Source data
— BEGIN —

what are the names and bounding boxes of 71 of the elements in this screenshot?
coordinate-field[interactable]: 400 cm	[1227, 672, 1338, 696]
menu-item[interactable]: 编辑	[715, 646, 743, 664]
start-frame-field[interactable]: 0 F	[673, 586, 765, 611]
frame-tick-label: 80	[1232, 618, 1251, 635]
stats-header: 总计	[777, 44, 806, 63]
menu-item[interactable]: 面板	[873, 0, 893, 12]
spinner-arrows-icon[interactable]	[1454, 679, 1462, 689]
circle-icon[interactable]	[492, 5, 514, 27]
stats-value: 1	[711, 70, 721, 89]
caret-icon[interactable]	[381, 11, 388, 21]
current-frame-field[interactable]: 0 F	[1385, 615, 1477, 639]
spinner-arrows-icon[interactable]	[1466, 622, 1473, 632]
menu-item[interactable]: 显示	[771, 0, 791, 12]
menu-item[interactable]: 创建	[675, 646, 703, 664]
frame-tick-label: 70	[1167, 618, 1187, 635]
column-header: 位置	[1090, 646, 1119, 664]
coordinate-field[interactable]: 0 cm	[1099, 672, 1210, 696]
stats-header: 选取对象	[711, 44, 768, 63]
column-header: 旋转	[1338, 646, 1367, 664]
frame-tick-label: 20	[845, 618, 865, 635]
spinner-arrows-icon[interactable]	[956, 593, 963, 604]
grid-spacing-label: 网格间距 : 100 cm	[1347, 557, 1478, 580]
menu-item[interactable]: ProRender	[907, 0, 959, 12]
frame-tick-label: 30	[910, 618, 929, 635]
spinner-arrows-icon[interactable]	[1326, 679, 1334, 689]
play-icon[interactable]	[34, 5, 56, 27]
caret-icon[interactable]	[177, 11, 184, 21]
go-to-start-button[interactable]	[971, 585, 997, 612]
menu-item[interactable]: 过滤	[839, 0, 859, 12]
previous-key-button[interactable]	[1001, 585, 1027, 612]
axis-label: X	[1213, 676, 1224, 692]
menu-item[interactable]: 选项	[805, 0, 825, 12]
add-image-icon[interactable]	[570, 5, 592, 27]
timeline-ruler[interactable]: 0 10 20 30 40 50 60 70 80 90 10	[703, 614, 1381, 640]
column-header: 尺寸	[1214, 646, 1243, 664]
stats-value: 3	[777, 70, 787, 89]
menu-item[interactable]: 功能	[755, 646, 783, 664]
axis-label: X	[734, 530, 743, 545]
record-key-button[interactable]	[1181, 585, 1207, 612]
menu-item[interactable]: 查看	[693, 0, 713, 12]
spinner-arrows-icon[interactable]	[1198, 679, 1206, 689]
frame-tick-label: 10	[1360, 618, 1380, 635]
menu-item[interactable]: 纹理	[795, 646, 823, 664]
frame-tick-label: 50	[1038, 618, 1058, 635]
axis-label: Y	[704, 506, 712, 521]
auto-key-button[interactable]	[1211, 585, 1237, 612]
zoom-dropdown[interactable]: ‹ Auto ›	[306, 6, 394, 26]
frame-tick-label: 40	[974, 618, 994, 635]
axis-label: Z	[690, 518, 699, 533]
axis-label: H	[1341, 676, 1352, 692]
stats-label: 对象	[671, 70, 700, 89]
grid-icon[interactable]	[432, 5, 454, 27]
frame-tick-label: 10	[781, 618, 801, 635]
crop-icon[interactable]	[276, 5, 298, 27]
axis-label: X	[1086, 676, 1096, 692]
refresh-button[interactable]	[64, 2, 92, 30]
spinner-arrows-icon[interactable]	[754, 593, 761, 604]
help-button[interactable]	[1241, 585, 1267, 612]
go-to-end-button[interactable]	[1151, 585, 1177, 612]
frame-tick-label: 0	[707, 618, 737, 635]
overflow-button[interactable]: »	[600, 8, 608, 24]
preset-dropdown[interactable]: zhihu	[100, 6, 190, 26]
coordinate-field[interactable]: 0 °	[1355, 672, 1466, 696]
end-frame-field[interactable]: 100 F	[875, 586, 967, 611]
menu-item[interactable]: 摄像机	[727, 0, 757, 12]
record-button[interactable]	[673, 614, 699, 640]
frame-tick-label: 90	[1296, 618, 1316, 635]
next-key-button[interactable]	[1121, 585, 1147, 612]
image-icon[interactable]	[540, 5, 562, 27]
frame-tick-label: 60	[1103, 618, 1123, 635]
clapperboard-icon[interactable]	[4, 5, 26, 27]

— END —

What is asked
Copy all of the data above line for line, keeping every character unchanged.

Exercise answer
what are the names and bounding boxes of 71 of the elements in this screenshot?
coordinate-field[interactable]: 400 cm	[1227, 672, 1338, 696]
menu-item[interactable]: 编辑	[715, 646, 743, 664]
start-frame-field[interactable]: 0 F	[673, 586, 765, 611]
frame-tick-label: 80	[1232, 618, 1251, 635]
stats-header: 总计	[777, 44, 806, 63]
menu-item[interactable]: 面板	[873, 0, 893, 12]
spinner-arrows-icon[interactable]	[1454, 679, 1462, 689]
circle-icon[interactable]	[492, 5, 514, 27]
stats-value: 1	[711, 70, 721, 89]
caret-icon[interactable]	[381, 11, 388, 21]
current-frame-field[interactable]: 0 F	[1385, 615, 1477, 639]
spinner-arrows-icon[interactable]	[1466, 622, 1473, 632]
menu-item[interactable]: 显示	[771, 0, 791, 12]
menu-item[interactable]: 创建	[675, 646, 703, 664]
frame-tick-label: 70	[1167, 618, 1187, 635]
column-header: 位置	[1090, 646, 1119, 664]
coordinate-field[interactable]: 0 cm	[1099, 672, 1210, 696]
stats-header: 选取对象	[711, 44, 768, 63]
column-header: 旋转	[1338, 646, 1367, 664]
frame-tick-label: 20	[845, 618, 865, 635]
spinner-arrows-icon[interactable]	[956, 593, 963, 604]
grid-spacing-label: 网格间距 : 100 cm	[1347, 557, 1478, 580]
menu-item[interactable]: ProRender	[907, 0, 959, 12]
frame-tick-label: 30	[910, 618, 929, 635]
spinner-arrows-icon[interactable]	[1326, 679, 1334, 689]
play-icon[interactable]	[34, 5, 56, 27]
caret-icon[interactable]	[177, 11, 184, 21]
go-to-start-button[interactable]	[971, 585, 997, 612]
menu-item[interactable]: 过滤	[839, 0, 859, 12]
previous-key-button[interactable]	[1001, 585, 1027, 612]
axis-label: X	[1213, 676, 1224, 692]
menu-item[interactable]: 选项	[805, 0, 825, 12]
add-image-icon[interactable]	[570, 5, 592, 27]
timeline-ruler[interactable]: 0 10 20 30 40 50 60 70 80 90 10	[703, 614, 1381, 640]
column-header: 尺寸	[1214, 646, 1243, 664]
stats-value: 3	[777, 70, 787, 89]
menu-item[interactable]: 功能	[755, 646, 783, 664]
axis-label: X	[734, 530, 743, 545]
record-key-button[interactable]	[1181, 585, 1207, 612]
menu-item[interactable]: 查看	[693, 0, 713, 12]
spinner-arrows-icon[interactable]	[1198, 679, 1206, 689]
frame-tick-label: 10	[1360, 618, 1380, 635]
menu-item[interactable]: 纹理	[795, 646, 823, 664]
frame-tick-label: 50	[1038, 618, 1058, 635]
axis-label: Y	[704, 506, 712, 521]
auto-key-button[interactable]	[1211, 585, 1237, 612]
zoom-dropdown[interactable]: ‹ Auto ›	[306, 6, 394, 26]
frame-tick-label: 40	[974, 618, 994, 635]
axis-label: Z	[690, 518, 699, 533]
axis-label: H	[1341, 676, 1352, 692]
stats-label: 对象	[671, 70, 700, 89]
grid-icon[interactable]	[432, 5, 454, 27]
frame-tick-label: 10	[781, 618, 801, 635]
crop-icon[interactable]	[276, 5, 298, 27]
axis-label: X	[1086, 676, 1096, 692]
refresh-button[interactable]	[64, 2, 92, 30]
spinner-arrows-icon[interactable]	[754, 593, 761, 604]
help-button[interactable]	[1241, 585, 1267, 612]
go-to-end-button[interactable]	[1151, 585, 1177, 612]
frame-tick-label: 0	[707, 618, 737, 635]
overflow-button[interactable]: »	[600, 8, 608, 24]
preset-dropdown[interactable]: zhihu	[100, 6, 190, 26]
coordinate-field[interactable]: 0 °	[1355, 672, 1466, 696]
end-frame-field[interactable]: 100 F	[875, 586, 967, 611]
menu-item[interactable]: 摄像机	[727, 0, 757, 12]
record-button[interactable]	[673, 614, 699, 640]
frame-tick-label: 90	[1296, 618, 1316, 635]
next-key-button[interactable]	[1121, 585, 1147, 612]
image-icon[interactable]	[540, 5, 562, 27]
frame-tick-label: 60	[1103, 618, 1123, 635]
clapperboard-icon[interactable]	[4, 5, 26, 27]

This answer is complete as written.